Filter the listing and keep only the lines with the word "many".
───
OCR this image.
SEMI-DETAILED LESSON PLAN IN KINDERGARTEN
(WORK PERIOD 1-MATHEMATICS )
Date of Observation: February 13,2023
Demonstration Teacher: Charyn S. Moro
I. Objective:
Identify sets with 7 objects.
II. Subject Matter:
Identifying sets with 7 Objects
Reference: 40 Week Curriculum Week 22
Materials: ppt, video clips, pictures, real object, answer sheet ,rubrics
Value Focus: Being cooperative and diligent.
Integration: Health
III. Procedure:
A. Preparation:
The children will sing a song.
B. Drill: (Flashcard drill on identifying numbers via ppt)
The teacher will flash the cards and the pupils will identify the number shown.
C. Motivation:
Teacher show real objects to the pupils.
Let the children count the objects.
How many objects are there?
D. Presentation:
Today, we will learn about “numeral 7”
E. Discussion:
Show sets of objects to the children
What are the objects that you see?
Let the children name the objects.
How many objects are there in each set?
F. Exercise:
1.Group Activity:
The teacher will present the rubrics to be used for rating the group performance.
───
→ ANSWER TO THE PROBLEM
How many objects are there?
How many objects are there in each set?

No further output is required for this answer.